Given request >> Copy out every record below exactly as written, but leave out any pictures.

>> Start Supplied records

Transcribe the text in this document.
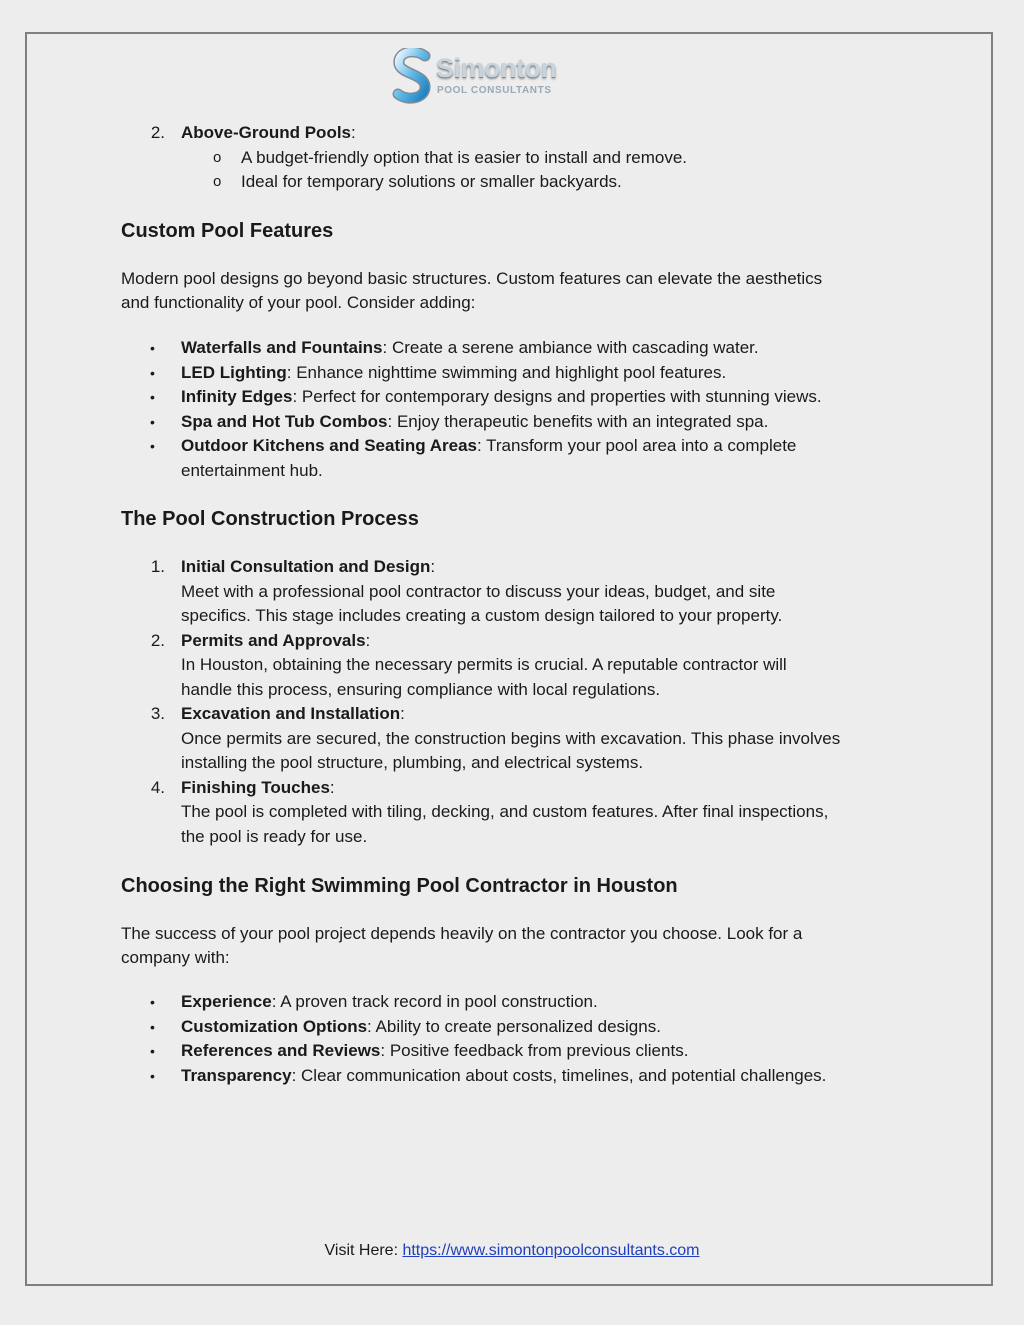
Simonton
POOL CONSULTANTS
2. Above-Ground Pools:
o A budget-friendly option that is easier to install and remove.
o Ideal for temporary solutions or smaller backyards.
Custom Pool Features
Modern pool designs go beyond basic structures. Custom features can elevate the aesthetics
and functionality of your pool. Consider adding:
• Waterfalls and Fountains: Create a serene ambiance with cascading water.
• LED Lighting: Enhance nighttime swimming and highlight pool features.
• Infinity Edges: Perfect for contemporary designs and properties with stunning views.
• Spa and Hot Tub Combos: Enjoy therapeutic benefits with an integrated spa.
• Outdoor Kitchens and Seating Areas: Transform your pool area into a complete
entertainment hub.
The Pool Construction Process
1. Initial Consultation and Design:
Meet with a professional pool contractor to discuss your ideas, budget, and site
specifics. This stage includes creating a custom design tailored to your property.
2. Permits and Approvals:
In Houston, obtaining the necessary permits is crucial. A reputable contractor will
handle this process, ensuring compliance with local regulations.
3. Excavation and Installation:
Once permits are secured, the construction begins with excavation. This phase involves
installing the pool structure, plumbing, and electrical systems.
4. Finishing Touches:
The pool is completed with tiling, decking, and custom features. After final inspections,
the pool is ready for use.
Choosing the Right Swimming Pool Contractor in Houston
The success of your pool project depends heavily on the contractor you choose. Look for a
company with:
• Experience: A proven track record in pool construction.
• Customization Options: Ability to create personalized designs.
• References and Reviews: Positive feedback from previous clients.
• Transparency: Clear communication about costs, timelines, and potential challenges.
Visit Here: https://www.simontonpoolconsultants.com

>> End Supplied records

Finished task >>
Transcribe the text in this document.
Simonton
POOL CONSULTANTS
2. Above-Ground Pools:
o A budget-friendly option that is easier to install and remove.
o Ideal for temporary solutions or smaller backyards.
Custom Pool Features
Modern pool designs go beyond basic structures. Custom features can elevate the aesthetics
and functionality of your pool. Consider adding:
• Waterfalls and Fountains: Create a serene ambiance with cascading water.
• LED Lighting: Enhance nighttime swimming and highlight pool features.
• Infinity Edges: Perfect for contemporary designs and properties with stunning views.
• Spa and Hot Tub Combos: Enjoy therapeutic benefits with an integrated spa.
• Outdoor Kitchens and Seating Areas: Transform your pool area into a complete
entertainment hub.
The Pool Construction Process
1. Initial Consultation and Design:
Meet with a professional pool contractor to discuss your ideas, budget, and site
specifics. This stage includes creating a custom design tailored to your property.
2. Permits and Approvals:
In Houston, obtaining the necessary permits is crucial. A reputable contractor will
handle this process, ensuring compliance with local regulations.
3. Excavation and Installation:
Once permits are secured, the construction begins with excavation. This phase involves
installing the pool structure, plumbing, and electrical systems.
4. Finishing Touches:
The pool is completed with tiling, decking, and custom features. After final inspections,
the pool is ready for use.
Choosing the Right Swimming Pool Contractor in Houston
The success of your pool project depends heavily on the contractor you choose. Look for a
company with:
• Experience: A proven track record in pool construction.
• Customization Options: Ability to create personalized designs.
• References and Reviews: Positive feedback from previous clients.
• Transparency: Clear communication about costs, timelines, and potential challenges.
Visit Here: https://www.simontonpoolconsultants.com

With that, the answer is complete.